--- Start ---

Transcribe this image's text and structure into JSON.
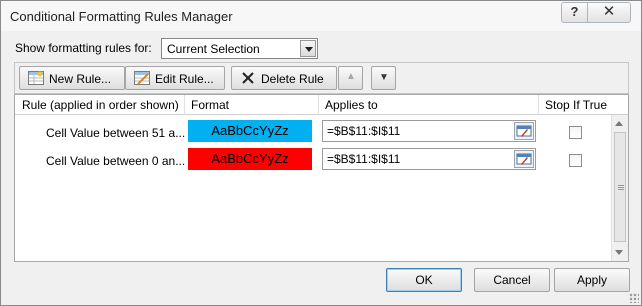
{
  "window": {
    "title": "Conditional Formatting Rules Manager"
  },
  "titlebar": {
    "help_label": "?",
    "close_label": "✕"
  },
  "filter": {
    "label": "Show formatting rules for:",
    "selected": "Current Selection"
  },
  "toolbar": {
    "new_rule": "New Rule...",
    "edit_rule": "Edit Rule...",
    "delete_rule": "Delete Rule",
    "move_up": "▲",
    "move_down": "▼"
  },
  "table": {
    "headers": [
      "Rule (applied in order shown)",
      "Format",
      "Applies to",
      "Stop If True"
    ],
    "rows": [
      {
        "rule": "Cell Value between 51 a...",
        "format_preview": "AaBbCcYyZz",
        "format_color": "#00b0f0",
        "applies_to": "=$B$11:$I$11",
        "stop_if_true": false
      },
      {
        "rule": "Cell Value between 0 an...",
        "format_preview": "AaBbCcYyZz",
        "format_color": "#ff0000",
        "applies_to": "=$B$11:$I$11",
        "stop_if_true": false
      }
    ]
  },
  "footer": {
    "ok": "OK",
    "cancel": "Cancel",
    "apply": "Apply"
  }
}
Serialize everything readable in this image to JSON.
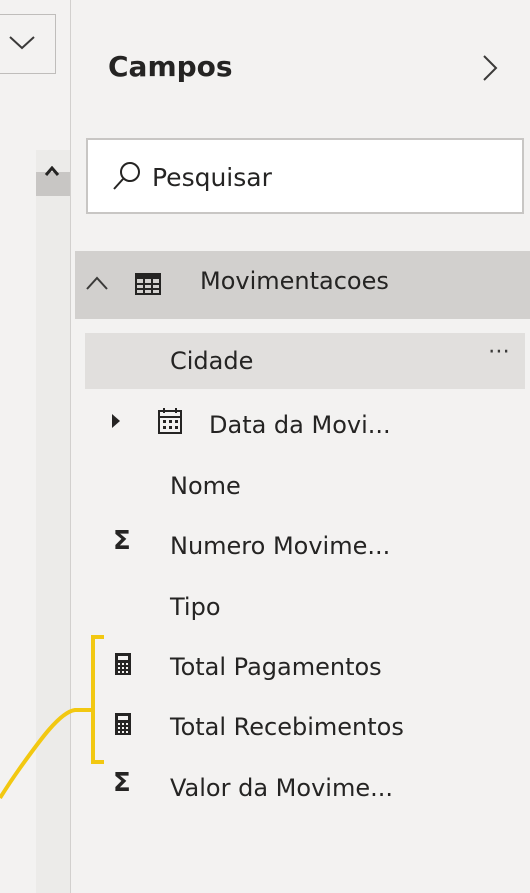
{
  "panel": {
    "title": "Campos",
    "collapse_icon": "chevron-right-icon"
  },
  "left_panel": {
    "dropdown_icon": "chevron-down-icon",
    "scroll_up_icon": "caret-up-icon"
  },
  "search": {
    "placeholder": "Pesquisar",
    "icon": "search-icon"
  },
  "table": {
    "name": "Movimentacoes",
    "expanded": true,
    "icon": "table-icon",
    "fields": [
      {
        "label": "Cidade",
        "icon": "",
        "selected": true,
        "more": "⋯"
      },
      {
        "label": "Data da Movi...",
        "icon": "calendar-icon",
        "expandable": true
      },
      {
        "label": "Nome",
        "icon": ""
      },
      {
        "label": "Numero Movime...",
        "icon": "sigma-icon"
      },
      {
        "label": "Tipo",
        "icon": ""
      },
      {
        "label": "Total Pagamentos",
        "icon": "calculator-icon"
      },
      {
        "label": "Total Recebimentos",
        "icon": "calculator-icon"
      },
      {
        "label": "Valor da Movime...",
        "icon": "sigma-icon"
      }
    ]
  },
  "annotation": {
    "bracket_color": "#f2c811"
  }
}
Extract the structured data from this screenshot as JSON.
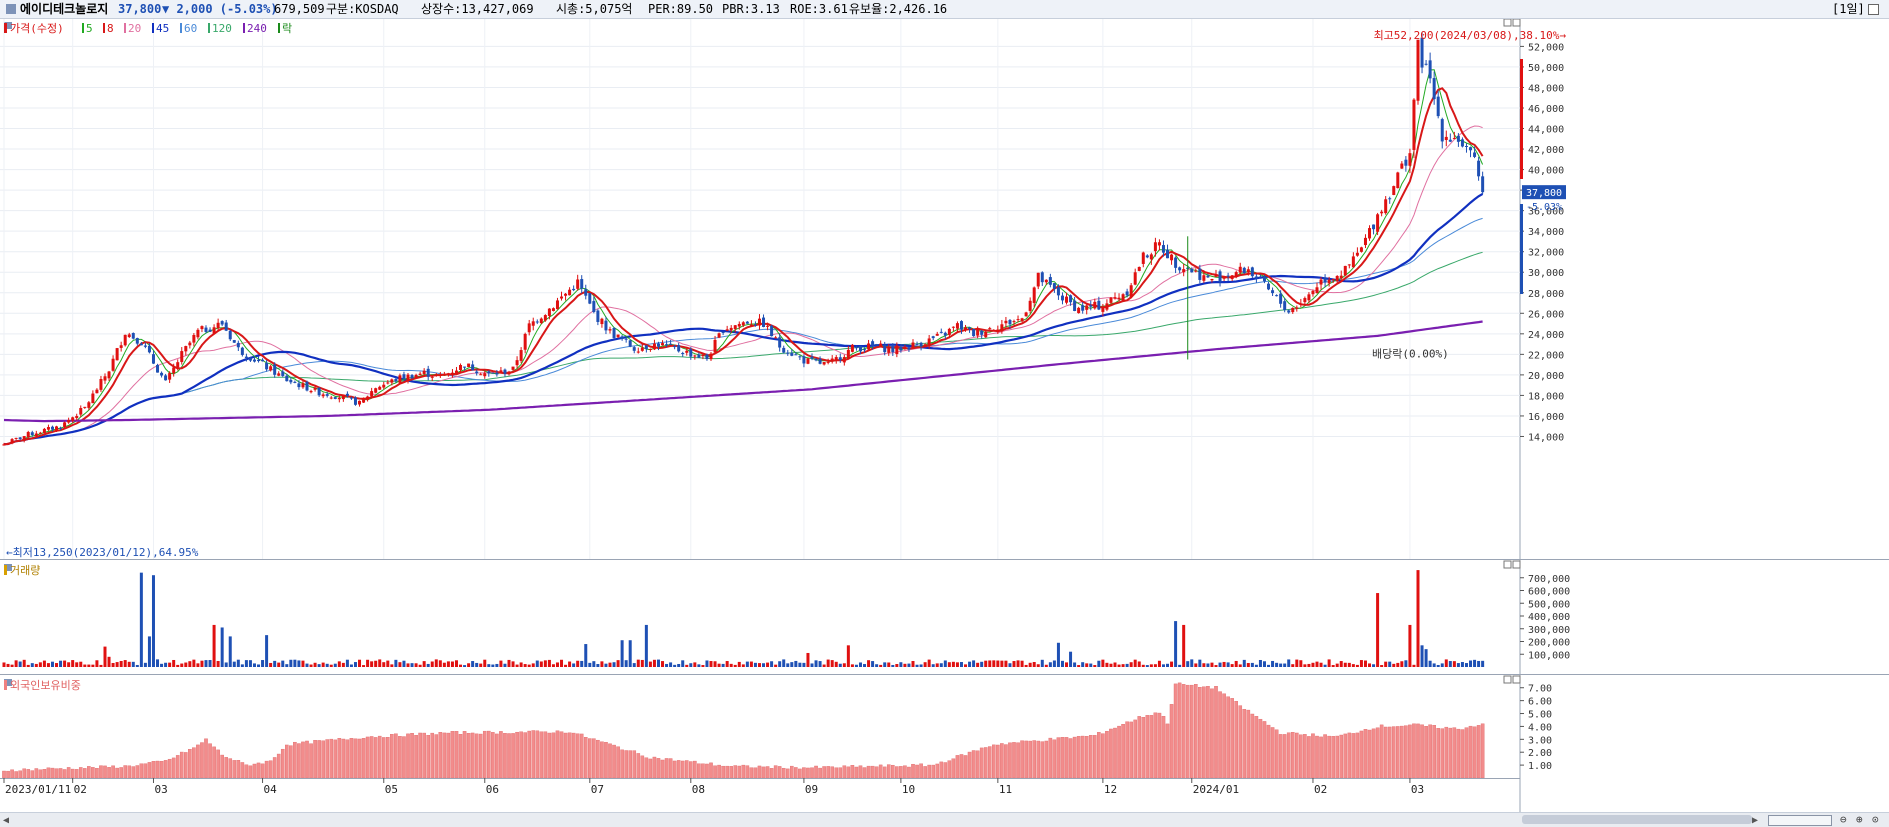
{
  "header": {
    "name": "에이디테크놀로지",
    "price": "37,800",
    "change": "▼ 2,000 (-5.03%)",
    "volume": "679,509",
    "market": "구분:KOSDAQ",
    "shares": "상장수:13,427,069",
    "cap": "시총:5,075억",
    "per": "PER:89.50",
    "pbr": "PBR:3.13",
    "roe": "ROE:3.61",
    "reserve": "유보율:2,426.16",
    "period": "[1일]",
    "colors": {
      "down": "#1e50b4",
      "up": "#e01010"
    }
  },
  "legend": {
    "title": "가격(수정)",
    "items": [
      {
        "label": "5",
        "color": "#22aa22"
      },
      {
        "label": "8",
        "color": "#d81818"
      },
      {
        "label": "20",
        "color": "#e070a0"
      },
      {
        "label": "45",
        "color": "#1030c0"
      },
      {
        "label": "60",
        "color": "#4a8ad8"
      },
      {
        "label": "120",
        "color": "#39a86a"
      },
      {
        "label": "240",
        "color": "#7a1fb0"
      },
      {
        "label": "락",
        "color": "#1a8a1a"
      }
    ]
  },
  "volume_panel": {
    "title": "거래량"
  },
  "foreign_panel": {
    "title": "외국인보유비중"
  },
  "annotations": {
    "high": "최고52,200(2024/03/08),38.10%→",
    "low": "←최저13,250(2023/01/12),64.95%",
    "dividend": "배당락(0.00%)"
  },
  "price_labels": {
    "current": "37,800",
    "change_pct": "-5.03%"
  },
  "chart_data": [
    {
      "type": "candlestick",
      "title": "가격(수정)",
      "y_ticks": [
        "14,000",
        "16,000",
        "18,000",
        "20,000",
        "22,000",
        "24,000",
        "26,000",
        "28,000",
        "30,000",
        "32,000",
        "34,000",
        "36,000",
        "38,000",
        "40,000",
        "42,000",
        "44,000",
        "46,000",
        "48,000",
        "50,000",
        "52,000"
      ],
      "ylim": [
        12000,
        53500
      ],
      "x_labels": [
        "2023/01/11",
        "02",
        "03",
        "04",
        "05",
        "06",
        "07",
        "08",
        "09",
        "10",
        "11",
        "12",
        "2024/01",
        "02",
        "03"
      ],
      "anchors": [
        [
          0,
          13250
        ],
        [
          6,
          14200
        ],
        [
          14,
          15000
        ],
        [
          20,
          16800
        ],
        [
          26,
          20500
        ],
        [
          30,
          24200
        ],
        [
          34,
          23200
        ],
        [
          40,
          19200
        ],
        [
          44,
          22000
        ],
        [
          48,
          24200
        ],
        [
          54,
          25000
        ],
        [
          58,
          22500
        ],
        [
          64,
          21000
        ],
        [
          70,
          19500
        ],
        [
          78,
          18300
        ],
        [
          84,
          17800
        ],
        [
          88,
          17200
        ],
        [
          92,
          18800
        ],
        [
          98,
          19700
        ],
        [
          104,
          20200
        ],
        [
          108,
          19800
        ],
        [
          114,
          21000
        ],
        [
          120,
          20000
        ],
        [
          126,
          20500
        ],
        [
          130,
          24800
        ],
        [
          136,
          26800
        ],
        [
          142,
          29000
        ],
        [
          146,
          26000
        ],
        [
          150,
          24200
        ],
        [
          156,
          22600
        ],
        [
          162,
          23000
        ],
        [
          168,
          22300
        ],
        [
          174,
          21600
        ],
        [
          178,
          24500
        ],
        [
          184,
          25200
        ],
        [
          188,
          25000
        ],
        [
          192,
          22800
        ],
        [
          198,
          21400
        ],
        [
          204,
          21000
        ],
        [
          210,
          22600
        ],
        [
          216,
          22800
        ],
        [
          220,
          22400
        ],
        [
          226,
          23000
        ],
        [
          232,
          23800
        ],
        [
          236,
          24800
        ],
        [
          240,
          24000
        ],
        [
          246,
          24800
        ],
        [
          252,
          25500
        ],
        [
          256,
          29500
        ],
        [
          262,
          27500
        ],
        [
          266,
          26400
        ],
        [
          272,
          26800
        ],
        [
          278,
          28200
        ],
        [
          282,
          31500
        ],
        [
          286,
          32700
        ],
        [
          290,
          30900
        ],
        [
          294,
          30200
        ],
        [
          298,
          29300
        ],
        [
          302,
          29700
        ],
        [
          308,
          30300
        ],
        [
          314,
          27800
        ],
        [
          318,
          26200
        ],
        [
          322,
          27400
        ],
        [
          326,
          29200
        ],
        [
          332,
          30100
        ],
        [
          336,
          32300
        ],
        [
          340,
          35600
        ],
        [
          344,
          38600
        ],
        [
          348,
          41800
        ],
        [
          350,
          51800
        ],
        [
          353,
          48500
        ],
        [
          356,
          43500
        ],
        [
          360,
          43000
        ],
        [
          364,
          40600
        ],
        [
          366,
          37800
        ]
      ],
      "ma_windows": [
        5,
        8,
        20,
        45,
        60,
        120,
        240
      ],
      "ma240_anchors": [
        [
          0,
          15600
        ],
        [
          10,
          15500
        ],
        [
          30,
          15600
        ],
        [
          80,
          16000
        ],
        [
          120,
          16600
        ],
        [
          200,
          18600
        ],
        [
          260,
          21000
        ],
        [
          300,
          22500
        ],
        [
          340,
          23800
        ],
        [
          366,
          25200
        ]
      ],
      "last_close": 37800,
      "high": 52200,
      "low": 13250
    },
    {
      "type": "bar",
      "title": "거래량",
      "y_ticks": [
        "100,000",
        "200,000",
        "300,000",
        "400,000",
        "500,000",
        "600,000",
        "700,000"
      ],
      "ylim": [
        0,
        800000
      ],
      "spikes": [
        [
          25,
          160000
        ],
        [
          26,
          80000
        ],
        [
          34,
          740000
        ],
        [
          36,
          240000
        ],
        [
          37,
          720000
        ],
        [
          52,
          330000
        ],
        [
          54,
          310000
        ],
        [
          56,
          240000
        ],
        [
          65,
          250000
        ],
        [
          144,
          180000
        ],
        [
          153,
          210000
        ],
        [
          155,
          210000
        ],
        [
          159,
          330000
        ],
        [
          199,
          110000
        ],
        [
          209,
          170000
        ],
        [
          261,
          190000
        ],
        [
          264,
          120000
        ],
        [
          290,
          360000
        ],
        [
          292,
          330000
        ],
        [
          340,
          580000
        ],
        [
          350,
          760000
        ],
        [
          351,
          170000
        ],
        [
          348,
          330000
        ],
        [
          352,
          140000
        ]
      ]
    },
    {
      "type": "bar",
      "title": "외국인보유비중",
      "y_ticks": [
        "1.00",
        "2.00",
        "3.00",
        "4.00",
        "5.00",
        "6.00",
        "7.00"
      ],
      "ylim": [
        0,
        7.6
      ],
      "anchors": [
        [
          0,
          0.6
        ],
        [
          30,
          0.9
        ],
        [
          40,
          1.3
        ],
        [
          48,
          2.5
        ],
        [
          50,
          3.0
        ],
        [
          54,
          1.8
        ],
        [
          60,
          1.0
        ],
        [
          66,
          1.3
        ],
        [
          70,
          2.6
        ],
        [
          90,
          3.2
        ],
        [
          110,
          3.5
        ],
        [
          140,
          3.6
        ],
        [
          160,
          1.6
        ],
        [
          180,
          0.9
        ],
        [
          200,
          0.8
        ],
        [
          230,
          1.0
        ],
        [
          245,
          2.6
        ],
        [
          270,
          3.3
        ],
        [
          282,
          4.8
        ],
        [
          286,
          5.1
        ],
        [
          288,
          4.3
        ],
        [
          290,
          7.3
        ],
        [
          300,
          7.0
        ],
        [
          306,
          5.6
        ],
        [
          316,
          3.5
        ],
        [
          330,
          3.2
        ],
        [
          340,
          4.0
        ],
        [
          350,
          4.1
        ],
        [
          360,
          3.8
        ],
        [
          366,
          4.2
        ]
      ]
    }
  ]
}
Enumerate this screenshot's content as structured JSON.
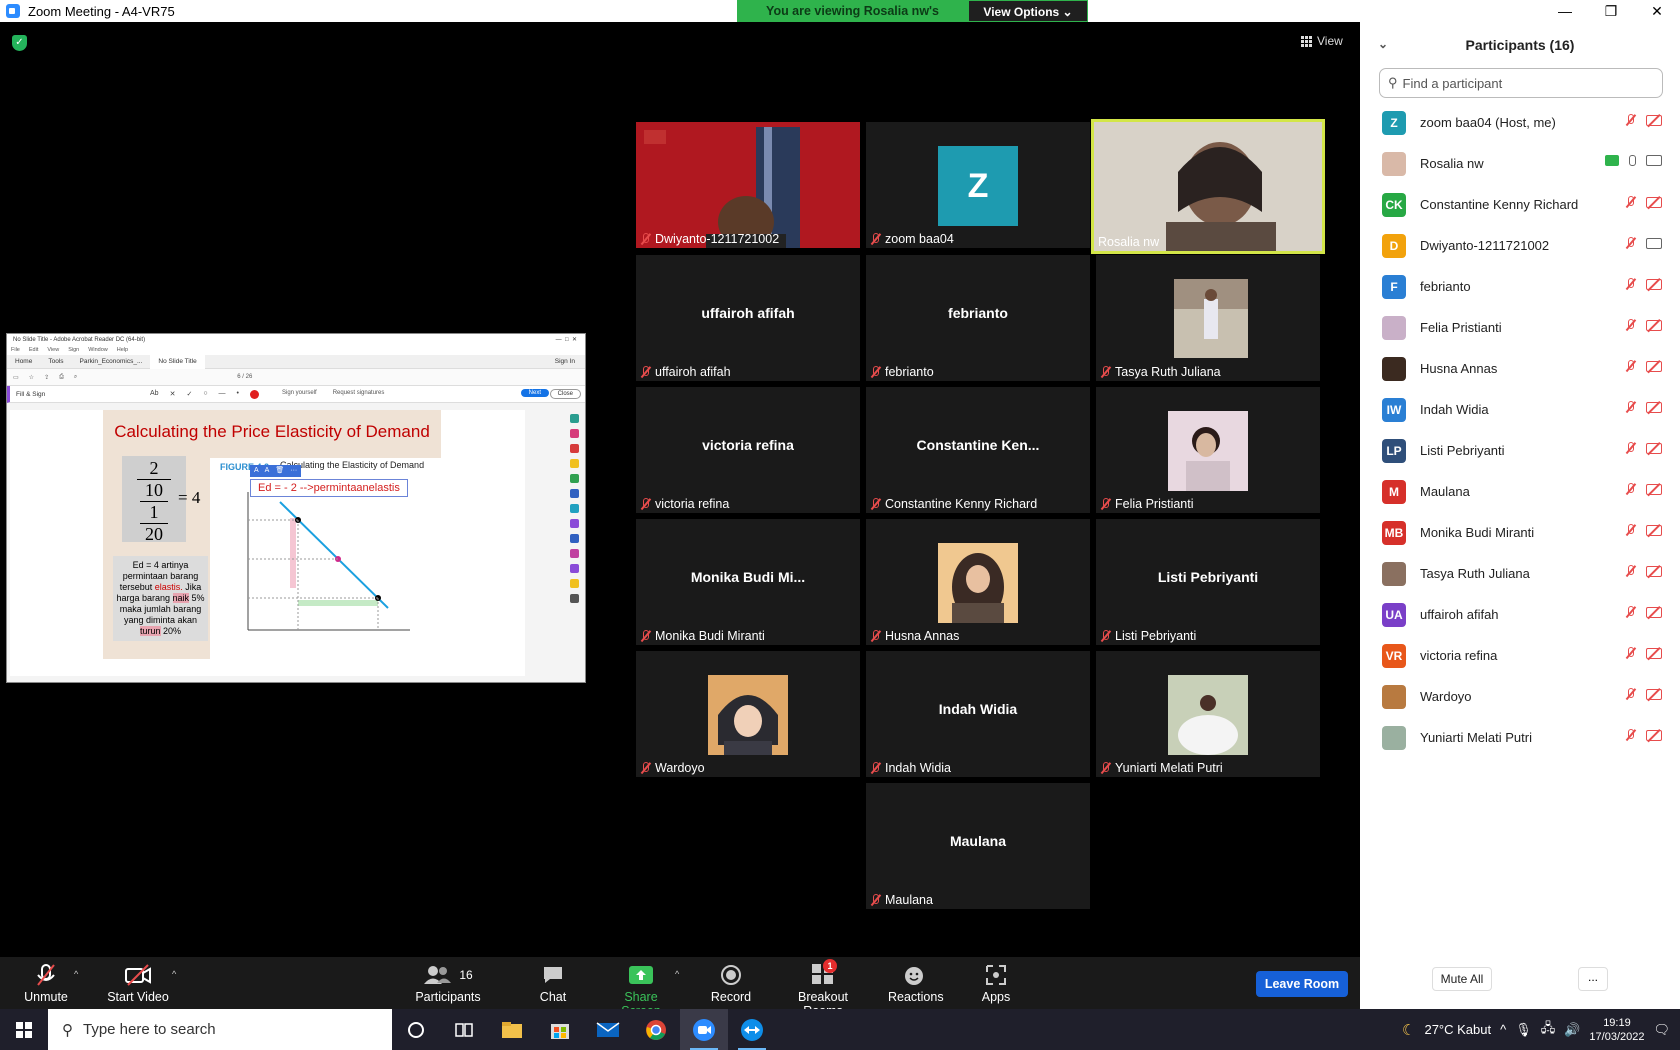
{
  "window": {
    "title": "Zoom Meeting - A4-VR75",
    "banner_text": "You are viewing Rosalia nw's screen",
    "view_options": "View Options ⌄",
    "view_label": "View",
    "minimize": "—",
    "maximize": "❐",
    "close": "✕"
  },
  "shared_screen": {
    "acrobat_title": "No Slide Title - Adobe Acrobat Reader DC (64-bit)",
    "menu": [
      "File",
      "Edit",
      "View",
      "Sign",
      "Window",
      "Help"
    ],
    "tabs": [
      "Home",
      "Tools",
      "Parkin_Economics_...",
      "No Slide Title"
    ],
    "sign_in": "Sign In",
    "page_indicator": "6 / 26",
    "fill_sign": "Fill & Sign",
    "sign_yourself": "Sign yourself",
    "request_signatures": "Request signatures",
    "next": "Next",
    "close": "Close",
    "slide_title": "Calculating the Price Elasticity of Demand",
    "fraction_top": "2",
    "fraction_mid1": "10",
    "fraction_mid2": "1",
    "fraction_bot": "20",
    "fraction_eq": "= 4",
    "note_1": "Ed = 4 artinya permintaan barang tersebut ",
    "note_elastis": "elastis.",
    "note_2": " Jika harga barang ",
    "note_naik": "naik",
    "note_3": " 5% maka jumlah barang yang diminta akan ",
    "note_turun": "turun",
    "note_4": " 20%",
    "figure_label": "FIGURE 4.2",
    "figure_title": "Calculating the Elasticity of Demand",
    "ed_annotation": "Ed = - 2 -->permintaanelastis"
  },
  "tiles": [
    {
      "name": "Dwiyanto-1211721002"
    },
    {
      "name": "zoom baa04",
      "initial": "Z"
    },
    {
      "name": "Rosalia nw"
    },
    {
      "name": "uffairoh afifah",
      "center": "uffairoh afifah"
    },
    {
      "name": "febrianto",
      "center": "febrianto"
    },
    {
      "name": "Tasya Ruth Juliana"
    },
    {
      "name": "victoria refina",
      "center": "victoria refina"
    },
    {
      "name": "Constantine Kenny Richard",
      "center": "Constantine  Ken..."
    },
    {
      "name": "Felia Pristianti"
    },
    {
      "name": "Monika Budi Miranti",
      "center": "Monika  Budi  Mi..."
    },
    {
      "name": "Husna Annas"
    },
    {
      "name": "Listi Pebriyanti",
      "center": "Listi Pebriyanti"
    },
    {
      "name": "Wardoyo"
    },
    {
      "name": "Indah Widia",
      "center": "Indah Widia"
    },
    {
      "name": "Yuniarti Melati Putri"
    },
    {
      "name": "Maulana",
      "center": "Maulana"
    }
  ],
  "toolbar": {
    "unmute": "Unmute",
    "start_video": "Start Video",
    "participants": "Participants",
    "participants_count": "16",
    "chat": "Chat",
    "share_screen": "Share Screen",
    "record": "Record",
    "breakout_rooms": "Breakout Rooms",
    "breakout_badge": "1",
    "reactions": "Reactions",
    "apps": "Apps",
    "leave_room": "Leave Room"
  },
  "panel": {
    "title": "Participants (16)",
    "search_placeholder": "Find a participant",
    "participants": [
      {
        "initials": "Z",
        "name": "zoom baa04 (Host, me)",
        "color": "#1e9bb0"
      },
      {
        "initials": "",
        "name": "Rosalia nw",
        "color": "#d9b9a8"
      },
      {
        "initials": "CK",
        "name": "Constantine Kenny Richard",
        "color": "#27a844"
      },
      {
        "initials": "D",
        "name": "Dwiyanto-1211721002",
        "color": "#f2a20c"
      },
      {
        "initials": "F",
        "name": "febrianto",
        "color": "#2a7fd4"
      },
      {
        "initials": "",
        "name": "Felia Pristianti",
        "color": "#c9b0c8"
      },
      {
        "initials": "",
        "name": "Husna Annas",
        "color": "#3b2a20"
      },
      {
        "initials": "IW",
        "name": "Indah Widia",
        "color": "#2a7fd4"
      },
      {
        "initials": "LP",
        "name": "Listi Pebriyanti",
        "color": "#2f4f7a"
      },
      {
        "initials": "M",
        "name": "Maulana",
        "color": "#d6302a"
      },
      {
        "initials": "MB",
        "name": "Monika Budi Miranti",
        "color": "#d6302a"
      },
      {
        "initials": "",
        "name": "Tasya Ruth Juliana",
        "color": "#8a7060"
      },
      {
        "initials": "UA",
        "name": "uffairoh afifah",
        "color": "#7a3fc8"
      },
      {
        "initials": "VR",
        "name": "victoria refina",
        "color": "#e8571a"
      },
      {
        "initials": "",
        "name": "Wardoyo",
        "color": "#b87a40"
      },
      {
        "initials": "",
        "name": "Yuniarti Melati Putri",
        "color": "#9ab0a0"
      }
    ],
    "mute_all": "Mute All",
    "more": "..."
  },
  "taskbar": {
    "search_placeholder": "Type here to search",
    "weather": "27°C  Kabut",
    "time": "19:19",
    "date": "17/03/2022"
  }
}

--- End ---

** PROBLEM REQUIREMENTS **
Pick out each line that holds the string "Felia".

** OUTPUT FOR THIS TASK **
      "name": "Felia Pristianti"
        "name": "Felia Pristianti",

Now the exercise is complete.